What you have to do :: Repeat the whole listing exactly.

Records supplied ::
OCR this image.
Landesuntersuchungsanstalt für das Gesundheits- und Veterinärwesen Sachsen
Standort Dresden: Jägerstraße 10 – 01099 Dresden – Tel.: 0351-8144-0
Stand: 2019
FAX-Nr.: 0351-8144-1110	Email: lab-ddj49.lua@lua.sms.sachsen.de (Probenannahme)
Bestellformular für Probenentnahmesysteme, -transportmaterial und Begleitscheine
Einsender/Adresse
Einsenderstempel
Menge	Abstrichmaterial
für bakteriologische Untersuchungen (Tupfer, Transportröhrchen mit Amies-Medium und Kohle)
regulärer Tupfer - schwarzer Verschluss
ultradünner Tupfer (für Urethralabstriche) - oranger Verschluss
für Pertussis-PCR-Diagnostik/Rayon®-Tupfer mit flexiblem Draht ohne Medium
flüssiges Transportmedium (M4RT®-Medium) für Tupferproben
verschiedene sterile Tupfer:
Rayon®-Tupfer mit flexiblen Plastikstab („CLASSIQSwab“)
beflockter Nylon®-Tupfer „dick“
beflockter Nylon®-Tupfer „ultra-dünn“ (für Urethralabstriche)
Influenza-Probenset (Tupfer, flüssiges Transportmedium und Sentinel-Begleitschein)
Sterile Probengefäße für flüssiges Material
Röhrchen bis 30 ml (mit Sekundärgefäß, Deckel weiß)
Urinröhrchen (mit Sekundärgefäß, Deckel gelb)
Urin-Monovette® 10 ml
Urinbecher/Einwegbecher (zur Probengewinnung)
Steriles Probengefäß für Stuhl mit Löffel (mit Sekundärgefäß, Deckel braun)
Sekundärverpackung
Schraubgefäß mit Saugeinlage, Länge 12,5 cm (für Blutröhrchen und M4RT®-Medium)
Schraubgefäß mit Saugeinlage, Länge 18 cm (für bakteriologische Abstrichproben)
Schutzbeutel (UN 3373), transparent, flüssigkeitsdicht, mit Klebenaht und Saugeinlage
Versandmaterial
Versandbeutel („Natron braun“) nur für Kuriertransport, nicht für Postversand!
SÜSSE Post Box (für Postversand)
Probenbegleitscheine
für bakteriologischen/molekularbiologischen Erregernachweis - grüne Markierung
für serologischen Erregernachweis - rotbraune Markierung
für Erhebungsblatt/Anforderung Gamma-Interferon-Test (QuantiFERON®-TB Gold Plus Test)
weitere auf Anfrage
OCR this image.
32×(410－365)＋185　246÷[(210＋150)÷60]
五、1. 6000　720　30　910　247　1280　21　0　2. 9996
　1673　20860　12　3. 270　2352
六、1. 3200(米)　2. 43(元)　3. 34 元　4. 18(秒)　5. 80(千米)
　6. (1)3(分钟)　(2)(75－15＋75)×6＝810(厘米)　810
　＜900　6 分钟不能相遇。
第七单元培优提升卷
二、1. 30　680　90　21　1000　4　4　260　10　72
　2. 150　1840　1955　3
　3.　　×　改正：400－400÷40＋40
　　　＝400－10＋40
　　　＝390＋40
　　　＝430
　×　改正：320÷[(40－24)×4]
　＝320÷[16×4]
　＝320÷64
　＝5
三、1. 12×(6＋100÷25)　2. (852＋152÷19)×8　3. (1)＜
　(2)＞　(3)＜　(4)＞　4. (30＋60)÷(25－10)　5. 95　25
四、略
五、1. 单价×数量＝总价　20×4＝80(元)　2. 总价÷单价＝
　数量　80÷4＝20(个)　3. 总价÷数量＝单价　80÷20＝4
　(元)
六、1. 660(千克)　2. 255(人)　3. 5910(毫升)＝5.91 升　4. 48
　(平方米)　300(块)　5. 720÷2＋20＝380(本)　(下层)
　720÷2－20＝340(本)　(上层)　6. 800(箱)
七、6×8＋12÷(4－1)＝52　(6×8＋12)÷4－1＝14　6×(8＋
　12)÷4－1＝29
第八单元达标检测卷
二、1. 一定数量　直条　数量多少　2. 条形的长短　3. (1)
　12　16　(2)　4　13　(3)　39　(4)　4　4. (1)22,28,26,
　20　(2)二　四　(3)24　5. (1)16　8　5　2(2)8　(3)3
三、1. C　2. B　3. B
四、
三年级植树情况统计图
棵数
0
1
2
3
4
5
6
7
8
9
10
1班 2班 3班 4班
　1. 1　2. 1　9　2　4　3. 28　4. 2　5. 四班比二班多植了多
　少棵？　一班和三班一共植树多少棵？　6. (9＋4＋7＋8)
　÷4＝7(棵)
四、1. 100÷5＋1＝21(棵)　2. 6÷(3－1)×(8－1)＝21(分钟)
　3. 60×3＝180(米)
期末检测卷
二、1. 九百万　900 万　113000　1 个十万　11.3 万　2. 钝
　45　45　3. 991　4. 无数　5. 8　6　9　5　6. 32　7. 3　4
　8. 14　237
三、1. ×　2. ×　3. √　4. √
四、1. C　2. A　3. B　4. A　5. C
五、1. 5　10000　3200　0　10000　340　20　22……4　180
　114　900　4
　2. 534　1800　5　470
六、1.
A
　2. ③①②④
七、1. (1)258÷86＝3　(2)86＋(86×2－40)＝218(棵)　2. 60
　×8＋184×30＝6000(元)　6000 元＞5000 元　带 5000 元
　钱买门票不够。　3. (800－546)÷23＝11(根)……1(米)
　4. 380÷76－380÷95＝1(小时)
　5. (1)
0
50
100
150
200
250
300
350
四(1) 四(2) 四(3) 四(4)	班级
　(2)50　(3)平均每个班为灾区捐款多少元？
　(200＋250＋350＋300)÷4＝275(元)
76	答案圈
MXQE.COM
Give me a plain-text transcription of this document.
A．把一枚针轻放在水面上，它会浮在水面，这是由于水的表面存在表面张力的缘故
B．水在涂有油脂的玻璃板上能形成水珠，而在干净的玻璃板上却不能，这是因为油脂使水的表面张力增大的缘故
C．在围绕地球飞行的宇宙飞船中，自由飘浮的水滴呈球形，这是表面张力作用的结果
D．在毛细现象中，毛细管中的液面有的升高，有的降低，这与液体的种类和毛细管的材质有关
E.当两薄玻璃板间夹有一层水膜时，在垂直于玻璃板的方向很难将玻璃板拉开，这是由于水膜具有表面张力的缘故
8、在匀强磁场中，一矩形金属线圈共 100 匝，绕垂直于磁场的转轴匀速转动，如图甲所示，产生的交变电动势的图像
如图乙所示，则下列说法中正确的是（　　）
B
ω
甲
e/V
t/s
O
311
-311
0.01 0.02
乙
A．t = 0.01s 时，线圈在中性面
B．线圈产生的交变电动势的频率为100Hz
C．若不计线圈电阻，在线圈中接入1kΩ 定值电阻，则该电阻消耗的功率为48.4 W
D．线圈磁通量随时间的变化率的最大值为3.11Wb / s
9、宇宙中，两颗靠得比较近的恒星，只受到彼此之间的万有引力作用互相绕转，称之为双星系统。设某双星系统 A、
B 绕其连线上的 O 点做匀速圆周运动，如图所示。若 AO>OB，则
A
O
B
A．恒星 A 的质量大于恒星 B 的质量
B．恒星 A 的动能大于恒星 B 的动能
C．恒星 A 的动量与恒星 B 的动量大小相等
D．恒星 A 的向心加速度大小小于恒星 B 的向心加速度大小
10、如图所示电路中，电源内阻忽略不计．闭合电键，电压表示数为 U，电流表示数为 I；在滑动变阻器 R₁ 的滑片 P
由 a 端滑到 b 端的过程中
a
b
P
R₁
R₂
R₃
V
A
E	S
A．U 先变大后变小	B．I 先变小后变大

Output of the task ::
OCR this image.
Landesuntersuchungsanstalt für das Gesundheits- und Veterinärwesen Sachsen
Standort Dresden: Jägerstraße 10 – 01099 Dresden – Tel.: 0351-8144-0
Stand: 2019
FAX-Nr.: 0351-8144-1110	Email: lab-ddj49.lua@lua.sms.sachsen.de (Probenannahme)
Bestellformular für Probenentnahmesysteme, -transportmaterial und Begleitscheine
Einsender/Adresse
Einsenderstempel
Menge	Abstrichmaterial
für bakteriologische Untersuchungen (Tupfer, Transportröhrchen mit Amies-Medium und Kohle)
regulärer Tupfer - schwarzer Verschluss
ultradünner Tupfer (für Urethralabstriche) - oranger Verschluss
für Pertussis-PCR-Diagnostik/Rayon®-Tupfer mit flexiblem Draht ohne Medium
flüssiges Transportmedium (M4RT®-Medium) für Tupferproben
verschiedene sterile Tupfer:
Rayon®-Tupfer mit flexiblen Plastikstab („CLASSIQSwab“)
beflockter Nylon®-Tupfer „dick“
beflockter Nylon®-Tupfer „ultra-dünn“ (für Urethralabstriche)
Influenza-Probenset (Tupfer, flüssiges Transportmedium und Sentinel-Begleitschein)
Sterile Probengefäße für flüssiges Material
Röhrchen bis 30 ml (mit Sekundärgefäß, Deckel weiß)
Urinröhrchen (mit Sekundärgefäß, Deckel gelb)
Urin-Monovette® 10 ml
Urinbecher/Einwegbecher (zur Probengewinnung)
Steriles Probengefäß für Stuhl mit Löffel (mit Sekundärgefäß, Deckel braun)
Sekundärverpackung
Schraubgefäß mit Saugeinlage, Länge 12,5 cm (für Blutröhrchen und M4RT®-Medium)
Schraubgefäß mit Saugeinlage, Länge 18 cm (für bakteriologische Abstrichproben)
Schutzbeutel (UN 3373), transparent, flüssigkeitsdicht, mit Klebenaht und Saugeinlage
Versandmaterial
Versandbeutel („Natron braun“) nur für Kuriertransport, nicht für Postversand!
SÜSSE Post Box (für Postversand)
Probenbegleitscheine
für bakteriologischen/molekularbiologischen Erregernachweis - grüne Markierung
für serologischen Erregernachweis - rotbraune Markierung
für Erhebungsblatt/Anforderung Gamma-Interferon-Test (QuantiFERON®-TB Gold Plus Test)
weitere auf Anfrage
OCR this image.
32×(410－365)＋185　246÷[(210＋150)÷60]
五、1. 6000　720　30　910　247　1280　21　0　2. 9996
　1673　20860　12　3. 270　2352
六、1. 3200(米)　2. 43(元)　3. 34 元　4. 18(秒)　5. 80(千米)
　6. (1)3(分钟)　(2)(75－15＋75)×6＝810(厘米)　810
　＜900　6 分钟不能相遇。
第七单元培优提升卷
二、1. 30　680　90　21　1000　4　4　260　10　72
　2. 150　1840　1955　3
　3.　　×　改正：400－400÷40＋40
　　　＝400－10＋40
　　　＝390＋40
　　　＝430
　×　改正：320÷[(40－24)×4]
　＝320÷[16×4]
　＝320÷64
　＝5
三、1. 12×(6＋100÷25)　2. (852＋152÷19)×8　3. (1)＜
　(2)＞　(3)＜　(4)＞　4. (30＋60)÷(25－10)　5. 95　25
四、略
五、1. 单价×数量＝总价　20×4＝80(元)　2. 总价÷单价＝
　数量　80÷4＝20(个)　3. 总价÷数量＝单价　80÷20＝4
　(元)
六、1. 660(千克)　2. 255(人)　3. 5910(毫升)＝5.91 升　4. 48
　(平方米)　300(块)　5. 720÷2＋20＝380(本)　(下层)
　720÷2－20＝340(本)　(上层)　6. 800(箱)
七、6×8＋12÷(4－1)＝52　(6×8＋12)÷4－1＝14　6×(8＋
　12)÷4－1＝29
第八单元达标检测卷
二、1. 一定数量　直条　数量多少　2. 条形的长短　3. (1)
　12　16　(2)　4　13　(3)　39　(4)　4　4. (1)22,28,26,
　20　(2)二　四　(3)24　5. (1)16　8　5　2(2)8　(3)3
三、1. C　2. B　3. B
四、
三年级植树情况统计图
棵数
0
1
2
3
4
5
6
7
8
9
10
1班 2班 3班 4班
　1. 1　2. 1　9　2　4　3. 28　4. 2　5. 四班比二班多植了多
　少棵？　一班和三班一共植树多少棵？　6. (9＋4＋7＋8)
　÷4＝7(棵)
四、1. 100÷5＋1＝21(棵)　2. 6÷(3－1)×(8－1)＝21(分钟)
　3. 60×3＝180(米)
期末检测卷
二、1. 九百万　900 万　113000　1 个十万　11.3 万　2. 钝
　45　45　3. 991　4. 无数　5. 8　6　9　5　6. 32　7. 3　4
　8. 14　237
三、1. ×　2. ×　3. √　4. √
四、1. C　2. A　3. B　4. A　5. C
五、1. 5　10000　3200　0　10000　340　20　22……4　180
　114　900　4
　2. 534　1800　5　470
六、1.
A
　2. ③①②④
七、1. (1)258÷86＝3　(2)86＋(86×2－40)＝218(棵)　2. 60
　×8＋184×30＝6000(元)　6000 元＞5000 元　带 5000 元
　钱买门票不够。　3. (800－546)÷23＝11(根)……1(米)
　4. 380÷76－380÷95＝1(小时)
　5. (1)
0
50
100
150
200
250
300
350
四(1) 四(2) 四(3) 四(4)	班级
　(2)50　(3)平均每个班为灾区捐款多少元？
　(200＋250＋350＋300)÷4＝275(元)
76	答案圈
MXQE.COM
Give me a plain-text transcription of this document.
A．把一枚针轻放在水面上，它会浮在水面，这是由于水的表面存在表面张力的缘故
B．水在涂有油脂的玻璃板上能形成水珠，而在干净的玻璃板上却不能，这是因为油脂使水的表面张力增大的缘故
C．在围绕地球飞行的宇宙飞船中，自由飘浮的水滴呈球形，这是表面张力作用的结果
D．在毛细现象中，毛细管中的液面有的升高，有的降低，这与液体的种类和毛细管的材质有关
E.当两薄玻璃板间夹有一层水膜时，在垂直于玻璃板的方向很难将玻璃板拉开，这是由于水膜具有表面张力的缘故
8、在匀强磁场中，一矩形金属线圈共 100 匝，绕垂直于磁场的转轴匀速转动，如图甲所示，产生的交变电动势的图像
如图乙所示，则下列说法中正确的是（　　）
B
ω
甲
e/V
t/s
O
311
-311
0.01 0.02
乙
A．t = 0.01s 时，线圈在中性面
B．线圈产生的交变电动势的频率为100Hz
C．若不计线圈电阻，在线圈中接入1kΩ 定值电阻，则该电阻消耗的功率为48.4 W
D．线圈磁通量随时间的变化率的最大值为3.11Wb / s
9、宇宙中，两颗靠得比较近的恒星，只受到彼此之间的万有引力作用互相绕转，称之为双星系统。设某双星系统 A、
B 绕其连线上的 O 点做匀速圆周运动，如图所示。若 AO>OB，则
A
O
B
A．恒星 A 的质量大于恒星 B 的质量
B．恒星 A 的动能大于恒星 B 的动能
C．恒星 A 的动量与恒星 B 的动量大小相等
D．恒星 A 的向心加速度大小小于恒星 B 的向心加速度大小
10、如图所示电路中，电源内阻忽略不计．闭合电键，电压表示数为 U，电流表示数为 I；在滑动变阻器 R₁ 的滑片 P
由 a 端滑到 b 端的过程中
a
b
P
R₁
R₂
R₃
V
A
E	S
A．U 先变大后变小	B．I 先变小后变大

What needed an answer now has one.